The task
Copy out each line of the material in which the word "Sequence" appears.

++++++

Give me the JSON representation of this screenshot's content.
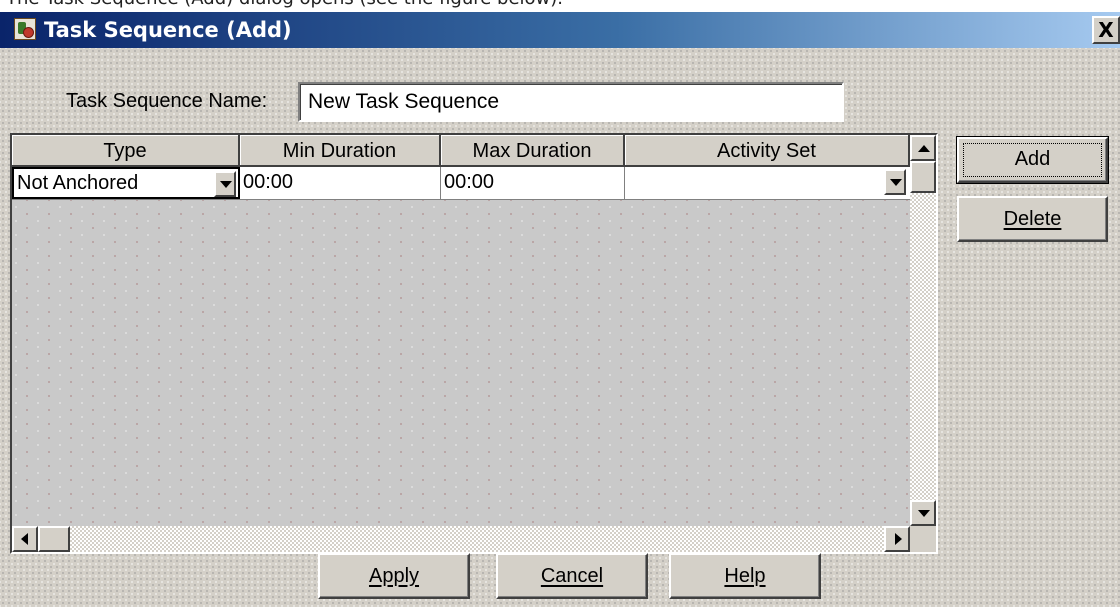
{
  "page_caption": "The Task Sequence (Add) dialog opens (see the figure below).",
  "dialog": {
    "title": "Task Sequence (Add)",
    "close_glyph": "X"
  },
  "form": {
    "name_label": "Task Sequence Name:",
    "name_value": "New Task Sequence"
  },
  "grid": {
    "columns": [
      "Type",
      "Min Duration",
      "Max Duration",
      "Activity Set"
    ],
    "rows": [
      {
        "type": "Not Anchored",
        "min_duration": "00:00",
        "max_duration": "00:00",
        "activity_set": ""
      }
    ]
  },
  "side_buttons": {
    "add": "Add",
    "delete": "Delete"
  },
  "bottom_buttons": {
    "apply": "Apply",
    "cancel": "Cancel",
    "help": "Help"
  },
  "colors": {
    "dialog_face": "#d4d0c8",
    "titlebar_start": "#0a246a",
    "titlebar_end": "#a6caf0"
  }
}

++++++

Answer to this task
  "page_caption": "The Task Sequence (Add) dialog opens (see the figure below).",
    "title": "Task Sequence (Add)",
    "name_label": "Task Sequence Name:",
    "name_value": "New Task Sequence"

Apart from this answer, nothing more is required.